**INPUT MATERIAL**:
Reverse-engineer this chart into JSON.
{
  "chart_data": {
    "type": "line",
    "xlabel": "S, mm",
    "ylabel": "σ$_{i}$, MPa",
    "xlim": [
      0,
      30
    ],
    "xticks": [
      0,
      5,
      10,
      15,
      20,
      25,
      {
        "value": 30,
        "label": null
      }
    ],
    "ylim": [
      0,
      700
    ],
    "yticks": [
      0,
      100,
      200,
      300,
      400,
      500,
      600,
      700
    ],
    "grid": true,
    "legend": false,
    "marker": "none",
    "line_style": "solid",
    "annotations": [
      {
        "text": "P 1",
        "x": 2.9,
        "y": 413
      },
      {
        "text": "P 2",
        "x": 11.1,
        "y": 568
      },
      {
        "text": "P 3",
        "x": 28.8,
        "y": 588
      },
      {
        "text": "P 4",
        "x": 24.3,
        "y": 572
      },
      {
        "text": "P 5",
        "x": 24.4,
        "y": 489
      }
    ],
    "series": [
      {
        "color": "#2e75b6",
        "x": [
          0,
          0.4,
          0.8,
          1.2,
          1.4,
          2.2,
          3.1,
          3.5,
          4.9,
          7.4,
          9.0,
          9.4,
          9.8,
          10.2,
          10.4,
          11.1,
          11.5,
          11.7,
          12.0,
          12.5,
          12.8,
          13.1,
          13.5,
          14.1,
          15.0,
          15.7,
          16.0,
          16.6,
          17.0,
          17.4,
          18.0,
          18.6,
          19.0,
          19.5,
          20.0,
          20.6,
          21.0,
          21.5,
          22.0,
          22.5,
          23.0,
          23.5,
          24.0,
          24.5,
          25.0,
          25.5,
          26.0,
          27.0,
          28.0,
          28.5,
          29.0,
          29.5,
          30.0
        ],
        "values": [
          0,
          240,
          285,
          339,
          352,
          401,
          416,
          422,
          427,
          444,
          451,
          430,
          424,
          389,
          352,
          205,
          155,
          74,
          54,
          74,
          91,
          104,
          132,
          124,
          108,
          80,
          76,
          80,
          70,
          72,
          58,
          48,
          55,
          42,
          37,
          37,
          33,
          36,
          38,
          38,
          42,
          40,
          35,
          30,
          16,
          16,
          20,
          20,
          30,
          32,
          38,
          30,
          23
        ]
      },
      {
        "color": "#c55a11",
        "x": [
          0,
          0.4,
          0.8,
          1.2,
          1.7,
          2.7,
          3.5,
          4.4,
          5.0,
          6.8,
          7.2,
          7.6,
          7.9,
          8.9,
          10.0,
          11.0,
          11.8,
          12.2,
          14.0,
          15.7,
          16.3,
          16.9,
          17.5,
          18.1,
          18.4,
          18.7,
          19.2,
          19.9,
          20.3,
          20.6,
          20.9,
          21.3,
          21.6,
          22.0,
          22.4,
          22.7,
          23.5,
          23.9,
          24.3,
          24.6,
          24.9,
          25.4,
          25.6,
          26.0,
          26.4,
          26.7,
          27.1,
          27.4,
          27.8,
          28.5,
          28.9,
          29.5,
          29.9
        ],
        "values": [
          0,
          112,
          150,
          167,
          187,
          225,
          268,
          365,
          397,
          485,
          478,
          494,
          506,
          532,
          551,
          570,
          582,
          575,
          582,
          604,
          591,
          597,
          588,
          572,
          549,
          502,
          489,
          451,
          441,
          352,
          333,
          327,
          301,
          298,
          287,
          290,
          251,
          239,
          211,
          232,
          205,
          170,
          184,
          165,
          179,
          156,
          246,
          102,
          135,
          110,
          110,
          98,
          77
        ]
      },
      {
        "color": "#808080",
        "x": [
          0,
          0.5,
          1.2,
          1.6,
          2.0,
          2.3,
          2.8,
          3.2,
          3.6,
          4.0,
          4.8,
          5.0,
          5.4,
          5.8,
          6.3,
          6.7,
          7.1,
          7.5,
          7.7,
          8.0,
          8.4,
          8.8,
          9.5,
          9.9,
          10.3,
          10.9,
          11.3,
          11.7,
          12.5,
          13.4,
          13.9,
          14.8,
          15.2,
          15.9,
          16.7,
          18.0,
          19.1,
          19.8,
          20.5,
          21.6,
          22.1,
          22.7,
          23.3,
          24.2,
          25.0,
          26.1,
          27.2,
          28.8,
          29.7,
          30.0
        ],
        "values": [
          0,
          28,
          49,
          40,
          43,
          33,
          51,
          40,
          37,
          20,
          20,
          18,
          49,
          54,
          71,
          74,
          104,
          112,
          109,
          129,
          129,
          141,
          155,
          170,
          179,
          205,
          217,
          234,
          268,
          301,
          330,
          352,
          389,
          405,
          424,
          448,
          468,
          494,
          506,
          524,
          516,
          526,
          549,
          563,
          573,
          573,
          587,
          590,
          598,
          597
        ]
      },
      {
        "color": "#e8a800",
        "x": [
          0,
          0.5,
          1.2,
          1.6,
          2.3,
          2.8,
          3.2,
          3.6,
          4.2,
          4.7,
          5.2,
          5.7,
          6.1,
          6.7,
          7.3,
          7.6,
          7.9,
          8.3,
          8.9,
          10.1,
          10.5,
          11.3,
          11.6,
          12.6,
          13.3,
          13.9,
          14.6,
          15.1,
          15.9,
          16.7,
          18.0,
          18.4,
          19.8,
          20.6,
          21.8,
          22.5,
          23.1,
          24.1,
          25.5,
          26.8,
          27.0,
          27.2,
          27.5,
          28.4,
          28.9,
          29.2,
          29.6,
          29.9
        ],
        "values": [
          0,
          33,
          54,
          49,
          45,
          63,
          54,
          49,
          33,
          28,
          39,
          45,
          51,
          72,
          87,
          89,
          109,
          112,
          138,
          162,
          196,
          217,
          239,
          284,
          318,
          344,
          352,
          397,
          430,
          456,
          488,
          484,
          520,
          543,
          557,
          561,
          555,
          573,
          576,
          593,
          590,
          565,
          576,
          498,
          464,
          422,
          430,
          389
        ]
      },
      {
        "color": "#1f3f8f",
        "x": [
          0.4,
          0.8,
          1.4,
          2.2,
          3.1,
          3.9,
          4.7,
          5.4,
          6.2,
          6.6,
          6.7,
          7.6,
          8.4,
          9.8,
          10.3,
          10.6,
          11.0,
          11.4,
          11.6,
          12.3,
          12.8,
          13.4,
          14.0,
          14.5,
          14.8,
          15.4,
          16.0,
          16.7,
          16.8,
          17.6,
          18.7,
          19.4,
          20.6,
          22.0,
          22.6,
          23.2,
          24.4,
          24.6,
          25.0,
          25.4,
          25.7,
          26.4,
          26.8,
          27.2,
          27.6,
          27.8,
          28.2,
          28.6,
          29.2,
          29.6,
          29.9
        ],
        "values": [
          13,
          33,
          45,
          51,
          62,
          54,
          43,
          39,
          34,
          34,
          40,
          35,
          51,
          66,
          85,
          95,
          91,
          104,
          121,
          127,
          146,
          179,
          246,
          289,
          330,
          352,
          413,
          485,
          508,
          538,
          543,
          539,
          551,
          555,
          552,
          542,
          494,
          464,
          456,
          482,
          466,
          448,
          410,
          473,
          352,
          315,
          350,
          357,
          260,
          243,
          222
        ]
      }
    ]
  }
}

**INSTRUCTION**:
Collect the lines that hold "text".

**WRITTEN ANSWER**:
        "text": "P 1",
        "text": "P 2",
        "text": "P 3",
        "text": "P 4",
        "text": "P 5",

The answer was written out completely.